■ Items:
>>>
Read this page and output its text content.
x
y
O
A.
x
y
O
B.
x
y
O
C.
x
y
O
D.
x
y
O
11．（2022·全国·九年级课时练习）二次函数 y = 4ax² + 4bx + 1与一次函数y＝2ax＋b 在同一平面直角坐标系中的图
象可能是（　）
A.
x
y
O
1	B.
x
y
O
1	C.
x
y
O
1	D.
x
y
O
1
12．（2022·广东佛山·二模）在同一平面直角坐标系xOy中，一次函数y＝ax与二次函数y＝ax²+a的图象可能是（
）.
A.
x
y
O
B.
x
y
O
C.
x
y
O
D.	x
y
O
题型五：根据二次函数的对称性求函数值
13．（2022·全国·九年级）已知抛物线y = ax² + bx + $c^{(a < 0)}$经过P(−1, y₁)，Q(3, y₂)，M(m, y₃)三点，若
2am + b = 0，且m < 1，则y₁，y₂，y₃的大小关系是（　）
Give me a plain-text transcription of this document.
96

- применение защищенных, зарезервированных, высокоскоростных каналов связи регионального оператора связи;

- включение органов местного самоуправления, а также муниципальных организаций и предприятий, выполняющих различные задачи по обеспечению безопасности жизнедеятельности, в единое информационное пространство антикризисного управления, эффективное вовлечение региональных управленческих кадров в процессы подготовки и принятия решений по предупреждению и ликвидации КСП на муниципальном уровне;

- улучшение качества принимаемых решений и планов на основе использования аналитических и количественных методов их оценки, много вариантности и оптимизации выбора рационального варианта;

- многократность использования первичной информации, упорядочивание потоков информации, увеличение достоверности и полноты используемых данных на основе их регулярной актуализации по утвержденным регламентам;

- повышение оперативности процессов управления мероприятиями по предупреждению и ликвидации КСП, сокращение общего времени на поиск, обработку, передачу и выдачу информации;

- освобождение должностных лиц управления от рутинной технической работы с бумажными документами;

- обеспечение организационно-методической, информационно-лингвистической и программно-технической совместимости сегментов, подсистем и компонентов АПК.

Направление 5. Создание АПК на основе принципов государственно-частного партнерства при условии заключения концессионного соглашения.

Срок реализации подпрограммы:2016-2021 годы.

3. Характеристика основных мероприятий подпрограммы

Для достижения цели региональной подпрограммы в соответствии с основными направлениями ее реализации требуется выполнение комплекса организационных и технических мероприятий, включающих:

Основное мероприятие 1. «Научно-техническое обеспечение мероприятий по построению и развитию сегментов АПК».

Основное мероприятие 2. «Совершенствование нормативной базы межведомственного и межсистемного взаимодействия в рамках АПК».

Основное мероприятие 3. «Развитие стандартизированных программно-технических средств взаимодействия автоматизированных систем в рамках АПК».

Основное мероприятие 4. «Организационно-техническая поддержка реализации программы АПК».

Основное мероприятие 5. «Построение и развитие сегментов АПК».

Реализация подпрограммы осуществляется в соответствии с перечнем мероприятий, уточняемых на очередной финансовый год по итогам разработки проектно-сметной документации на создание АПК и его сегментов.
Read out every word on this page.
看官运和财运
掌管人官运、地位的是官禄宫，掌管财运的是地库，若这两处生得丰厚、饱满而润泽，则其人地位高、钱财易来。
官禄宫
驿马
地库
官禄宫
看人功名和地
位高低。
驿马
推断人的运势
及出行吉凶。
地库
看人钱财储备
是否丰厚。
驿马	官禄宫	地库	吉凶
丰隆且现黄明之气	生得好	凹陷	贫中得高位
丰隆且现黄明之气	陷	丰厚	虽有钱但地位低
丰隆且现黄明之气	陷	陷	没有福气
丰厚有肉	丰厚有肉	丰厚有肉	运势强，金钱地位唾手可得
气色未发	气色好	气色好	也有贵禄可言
<<<
■ Set task:
Display every line of the listing that contains the string "мероприятие".

■ Exercise result:
Основное мероприятие 1. «Научно-техническое обеспечение мероприятий по построению и развитию сегментов АПК».
Основное мероприятие 2. «Совершенствование нормативной базы межведомственного и межсистемного взаимодействия в рамках АПК».
Основное мероприятие 3. «Развитие стандартизированных программно-технических средств взаимодействия автоматизированных систем в рамках АПК».
Основное мероприятие 4. «Организационно-техническая поддержка реализации программы АПК».
Основное мероприятие 5. «Построение и развитие сегментов АПК».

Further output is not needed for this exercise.